Items from a figure collection

^^^^^^^^

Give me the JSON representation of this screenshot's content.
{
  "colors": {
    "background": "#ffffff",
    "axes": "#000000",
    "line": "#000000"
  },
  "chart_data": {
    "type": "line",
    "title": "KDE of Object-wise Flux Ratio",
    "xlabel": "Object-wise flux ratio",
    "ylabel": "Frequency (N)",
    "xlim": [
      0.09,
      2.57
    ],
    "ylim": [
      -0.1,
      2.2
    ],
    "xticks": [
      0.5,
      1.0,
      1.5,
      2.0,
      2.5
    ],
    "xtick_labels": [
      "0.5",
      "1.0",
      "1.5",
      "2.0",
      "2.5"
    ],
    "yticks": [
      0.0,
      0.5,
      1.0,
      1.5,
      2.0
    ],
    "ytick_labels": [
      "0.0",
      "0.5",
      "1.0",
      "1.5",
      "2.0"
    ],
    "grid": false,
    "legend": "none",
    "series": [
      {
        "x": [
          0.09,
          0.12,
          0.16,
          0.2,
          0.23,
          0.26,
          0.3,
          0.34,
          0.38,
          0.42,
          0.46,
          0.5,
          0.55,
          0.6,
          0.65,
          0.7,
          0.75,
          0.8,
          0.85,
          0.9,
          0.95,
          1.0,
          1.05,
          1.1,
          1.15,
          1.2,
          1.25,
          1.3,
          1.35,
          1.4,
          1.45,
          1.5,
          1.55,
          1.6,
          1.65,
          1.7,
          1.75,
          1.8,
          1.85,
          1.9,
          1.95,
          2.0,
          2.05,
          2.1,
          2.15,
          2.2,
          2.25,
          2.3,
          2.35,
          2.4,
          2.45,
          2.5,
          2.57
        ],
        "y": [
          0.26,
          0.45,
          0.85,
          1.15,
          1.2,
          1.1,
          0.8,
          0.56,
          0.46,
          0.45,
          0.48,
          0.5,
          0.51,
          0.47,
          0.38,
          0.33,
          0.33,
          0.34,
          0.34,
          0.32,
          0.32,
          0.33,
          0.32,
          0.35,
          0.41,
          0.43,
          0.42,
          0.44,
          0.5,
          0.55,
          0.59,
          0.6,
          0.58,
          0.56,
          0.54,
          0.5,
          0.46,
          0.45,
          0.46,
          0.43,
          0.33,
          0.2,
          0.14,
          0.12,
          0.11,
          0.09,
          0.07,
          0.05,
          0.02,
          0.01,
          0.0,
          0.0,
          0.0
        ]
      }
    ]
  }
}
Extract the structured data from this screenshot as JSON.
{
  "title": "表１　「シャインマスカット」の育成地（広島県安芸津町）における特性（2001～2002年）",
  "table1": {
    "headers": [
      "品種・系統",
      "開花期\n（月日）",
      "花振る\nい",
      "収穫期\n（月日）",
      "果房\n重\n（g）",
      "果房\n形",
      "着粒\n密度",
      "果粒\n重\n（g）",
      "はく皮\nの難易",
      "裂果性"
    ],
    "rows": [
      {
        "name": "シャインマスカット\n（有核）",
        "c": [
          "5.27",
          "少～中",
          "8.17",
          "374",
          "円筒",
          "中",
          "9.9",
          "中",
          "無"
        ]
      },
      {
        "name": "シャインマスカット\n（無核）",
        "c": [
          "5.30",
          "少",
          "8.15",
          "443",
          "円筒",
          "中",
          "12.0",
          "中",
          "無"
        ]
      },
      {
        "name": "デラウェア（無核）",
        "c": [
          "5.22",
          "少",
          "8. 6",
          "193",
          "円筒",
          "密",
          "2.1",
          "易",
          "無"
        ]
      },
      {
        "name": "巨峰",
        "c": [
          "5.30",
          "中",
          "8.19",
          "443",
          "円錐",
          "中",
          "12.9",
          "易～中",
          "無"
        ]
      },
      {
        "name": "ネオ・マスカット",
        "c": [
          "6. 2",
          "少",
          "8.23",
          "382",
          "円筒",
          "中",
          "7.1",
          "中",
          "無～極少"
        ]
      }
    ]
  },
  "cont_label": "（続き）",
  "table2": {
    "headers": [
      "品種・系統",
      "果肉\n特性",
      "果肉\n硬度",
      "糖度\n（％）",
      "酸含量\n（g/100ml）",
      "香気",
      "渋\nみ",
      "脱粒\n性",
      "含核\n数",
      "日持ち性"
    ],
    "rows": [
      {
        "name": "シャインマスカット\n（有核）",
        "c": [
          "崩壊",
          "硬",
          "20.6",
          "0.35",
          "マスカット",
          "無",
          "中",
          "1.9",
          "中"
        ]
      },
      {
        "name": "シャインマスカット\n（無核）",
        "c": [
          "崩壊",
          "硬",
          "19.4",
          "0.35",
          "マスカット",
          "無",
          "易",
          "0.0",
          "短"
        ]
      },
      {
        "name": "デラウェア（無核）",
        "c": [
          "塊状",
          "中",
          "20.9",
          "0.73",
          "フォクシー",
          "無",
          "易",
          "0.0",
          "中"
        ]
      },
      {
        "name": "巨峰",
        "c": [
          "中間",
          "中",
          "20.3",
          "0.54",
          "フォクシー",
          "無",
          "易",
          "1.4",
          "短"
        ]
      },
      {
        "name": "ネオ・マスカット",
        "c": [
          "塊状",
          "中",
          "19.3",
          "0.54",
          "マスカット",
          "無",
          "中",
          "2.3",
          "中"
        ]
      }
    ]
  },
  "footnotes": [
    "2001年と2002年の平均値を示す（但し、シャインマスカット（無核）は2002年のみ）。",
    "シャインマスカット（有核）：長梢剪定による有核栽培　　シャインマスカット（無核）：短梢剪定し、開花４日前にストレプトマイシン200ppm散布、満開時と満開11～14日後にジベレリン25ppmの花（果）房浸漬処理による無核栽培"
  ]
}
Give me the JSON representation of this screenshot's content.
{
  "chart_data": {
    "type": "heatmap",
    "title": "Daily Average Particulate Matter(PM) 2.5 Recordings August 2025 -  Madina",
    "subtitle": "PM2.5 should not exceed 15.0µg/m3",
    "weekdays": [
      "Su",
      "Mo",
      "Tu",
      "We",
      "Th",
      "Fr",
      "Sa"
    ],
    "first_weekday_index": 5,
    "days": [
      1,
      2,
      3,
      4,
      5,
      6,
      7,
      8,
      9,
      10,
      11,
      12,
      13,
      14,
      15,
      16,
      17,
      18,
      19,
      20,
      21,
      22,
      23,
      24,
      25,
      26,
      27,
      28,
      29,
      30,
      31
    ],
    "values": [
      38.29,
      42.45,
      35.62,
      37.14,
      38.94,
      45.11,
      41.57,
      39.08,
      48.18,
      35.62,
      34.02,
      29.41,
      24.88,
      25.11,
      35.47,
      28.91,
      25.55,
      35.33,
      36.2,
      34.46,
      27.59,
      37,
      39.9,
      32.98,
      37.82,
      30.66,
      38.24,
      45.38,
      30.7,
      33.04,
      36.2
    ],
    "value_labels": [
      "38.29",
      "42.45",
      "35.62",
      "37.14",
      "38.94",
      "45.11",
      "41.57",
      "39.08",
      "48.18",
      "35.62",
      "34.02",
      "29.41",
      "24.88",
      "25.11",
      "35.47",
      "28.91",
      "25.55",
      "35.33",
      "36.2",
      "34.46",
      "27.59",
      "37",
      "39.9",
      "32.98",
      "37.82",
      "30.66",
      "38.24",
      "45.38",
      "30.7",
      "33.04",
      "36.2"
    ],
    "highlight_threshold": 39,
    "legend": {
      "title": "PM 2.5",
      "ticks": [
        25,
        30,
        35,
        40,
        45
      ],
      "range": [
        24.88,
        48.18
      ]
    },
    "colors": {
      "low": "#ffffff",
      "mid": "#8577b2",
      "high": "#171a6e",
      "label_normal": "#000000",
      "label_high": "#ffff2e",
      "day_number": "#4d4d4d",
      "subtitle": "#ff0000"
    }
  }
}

^^^^^^^^

- **Direction**
Provide only the number of lines in the records containing the string "wise".

- **Response to this exercise**
2